Instructions for the task: Every entry below must be repeated exactly; skip the pictures.

(Extracted data entries)
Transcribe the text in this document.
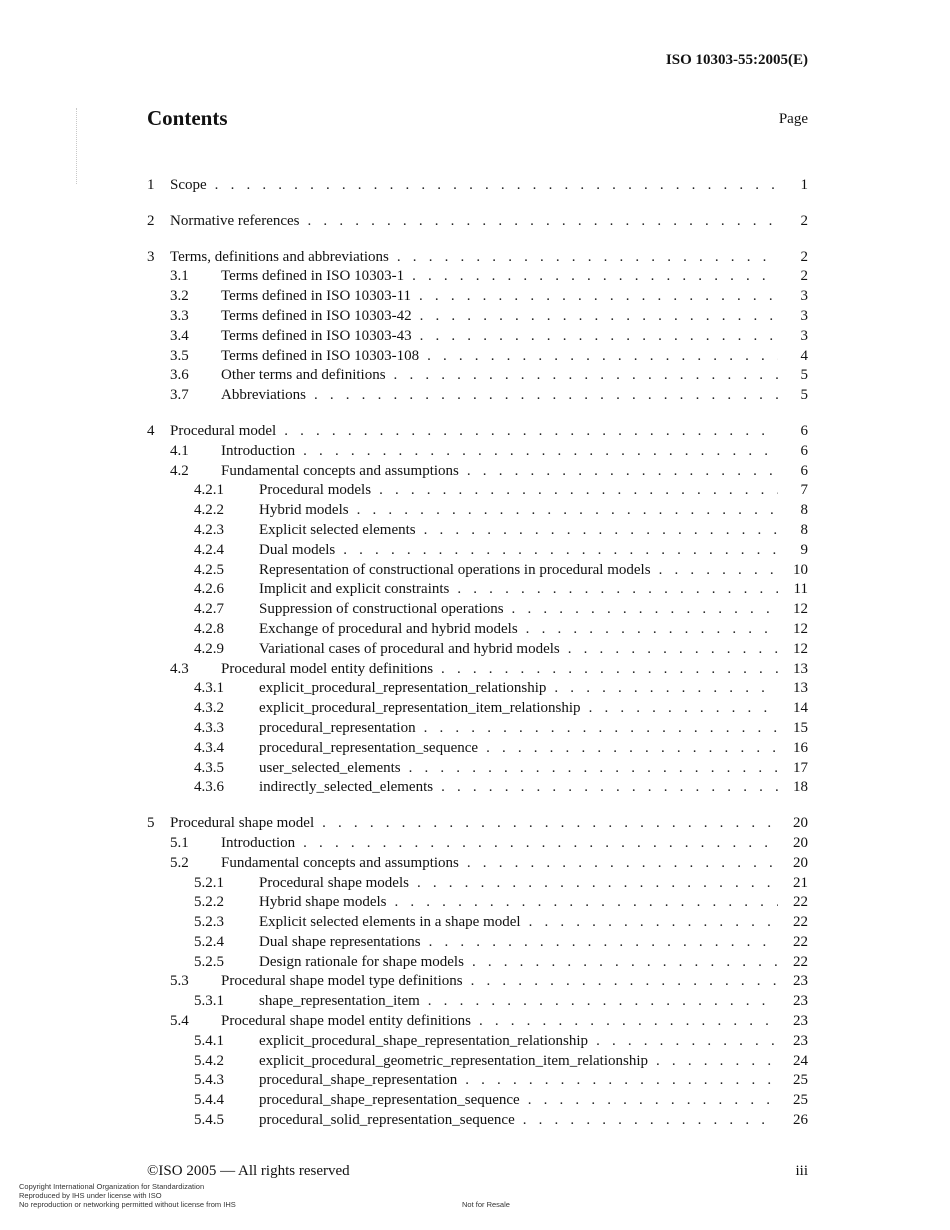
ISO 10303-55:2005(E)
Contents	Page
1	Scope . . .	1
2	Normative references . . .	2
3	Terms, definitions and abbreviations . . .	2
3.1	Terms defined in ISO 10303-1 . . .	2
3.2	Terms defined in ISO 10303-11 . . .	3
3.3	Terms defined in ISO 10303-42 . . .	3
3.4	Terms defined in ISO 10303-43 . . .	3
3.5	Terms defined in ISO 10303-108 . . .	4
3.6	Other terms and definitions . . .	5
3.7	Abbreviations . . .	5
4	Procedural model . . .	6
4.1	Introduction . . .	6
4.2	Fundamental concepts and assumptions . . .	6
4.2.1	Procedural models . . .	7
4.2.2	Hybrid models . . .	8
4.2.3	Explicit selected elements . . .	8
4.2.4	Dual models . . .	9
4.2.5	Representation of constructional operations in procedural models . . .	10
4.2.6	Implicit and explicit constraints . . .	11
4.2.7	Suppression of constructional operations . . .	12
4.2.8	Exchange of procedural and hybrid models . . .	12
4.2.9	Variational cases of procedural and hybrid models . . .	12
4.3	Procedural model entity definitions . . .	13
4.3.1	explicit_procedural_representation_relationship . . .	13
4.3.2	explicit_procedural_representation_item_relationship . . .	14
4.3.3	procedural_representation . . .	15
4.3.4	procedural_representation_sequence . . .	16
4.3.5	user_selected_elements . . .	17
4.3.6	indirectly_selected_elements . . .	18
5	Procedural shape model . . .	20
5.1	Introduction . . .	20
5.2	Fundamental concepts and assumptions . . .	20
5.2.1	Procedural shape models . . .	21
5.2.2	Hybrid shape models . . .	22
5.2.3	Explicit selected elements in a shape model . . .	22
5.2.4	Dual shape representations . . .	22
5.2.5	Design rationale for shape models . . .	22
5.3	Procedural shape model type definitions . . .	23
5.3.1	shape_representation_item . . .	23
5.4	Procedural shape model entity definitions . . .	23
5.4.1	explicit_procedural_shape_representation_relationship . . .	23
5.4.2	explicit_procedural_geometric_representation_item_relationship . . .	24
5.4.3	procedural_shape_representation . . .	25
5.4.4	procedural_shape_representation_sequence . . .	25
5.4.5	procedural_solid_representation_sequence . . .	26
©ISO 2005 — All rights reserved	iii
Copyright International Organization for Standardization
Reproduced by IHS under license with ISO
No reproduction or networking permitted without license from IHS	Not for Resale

Solution below:
Transcribe the text in this document.
ISO 10303-55:2005(E)
Contents	Page
1	Scope . . .	1
2	Normative references . . .	2
3	Terms, definitions and abbreviations . . .	2
3.1	Terms defined in ISO 10303-1 . . .	2
3.2	Terms defined in ISO 10303-11 . . .	3
3.3	Terms defined in ISO 10303-42 . . .	3
3.4	Terms defined in ISO 10303-43 . . .	3
3.5	Terms defined in ISO 10303-108 . . .	4
3.6	Other terms and definitions . . .	5
3.7	Abbreviations . . .	5
4	Procedural model . . .	6
4.1	Introduction . . .	6
4.2	Fundamental concepts and assumptions . . .	6
4.2.1	Procedural models . . .	7
4.2.2	Hybrid models . . .	8
4.2.3	Explicit selected elements . . .	8
4.2.4	Dual models . . .	9
4.2.5	Representation of constructional operations in procedural models . . .	10
4.2.6	Implicit and explicit constraints . . .	11
4.2.7	Suppression of constructional operations . . .	12
4.2.8	Exchange of procedural and hybrid models . . .	12
4.2.9	Variational cases of procedural and hybrid models . . .	12
4.3	Procedural model entity definitions . . .	13
4.3.1	explicit_procedural_representation_relationship . . .	13
4.3.2	explicit_procedural_representation_item_relationship . . .	14
4.3.3	procedural_representation . . .	15
4.3.4	procedural_representation_sequence . . .	16
4.3.5	user_selected_elements . . .	17
4.3.6	indirectly_selected_elements . . .	18
5	Procedural shape model . . .	20
5.1	Introduction . . .	20
5.2	Fundamental concepts and assumptions . . .	20
5.2.1	Procedural shape models . . .	21
5.2.2	Hybrid shape models . . .	22
5.2.3	Explicit selected elements in a shape model . . .	22
5.2.4	Dual shape representations . . .	22
5.2.5	Design rationale for shape models . . .	22
5.3	Procedural shape model type definitions . . .	23
5.3.1	shape_representation_item . . .	23
5.4	Procedural shape model entity definitions . . .	23
5.4.1	explicit_procedural_shape_representation_relationship . . .	23
5.4.2	explicit_procedural_geometric_representation_item_relationship . . .	24
5.4.3	procedural_shape_representation . . .	25
5.4.4	procedural_shape_representation_sequence . . .	25
5.4.5	procedural_solid_representation_sequence . . .	26
©ISO 2005 — All rights reserved	iii
Copyright International Organization for Standardization
Reproduced by IHS under license with ISO
No reproduction or networking permitted without license from IHS	Not for Resale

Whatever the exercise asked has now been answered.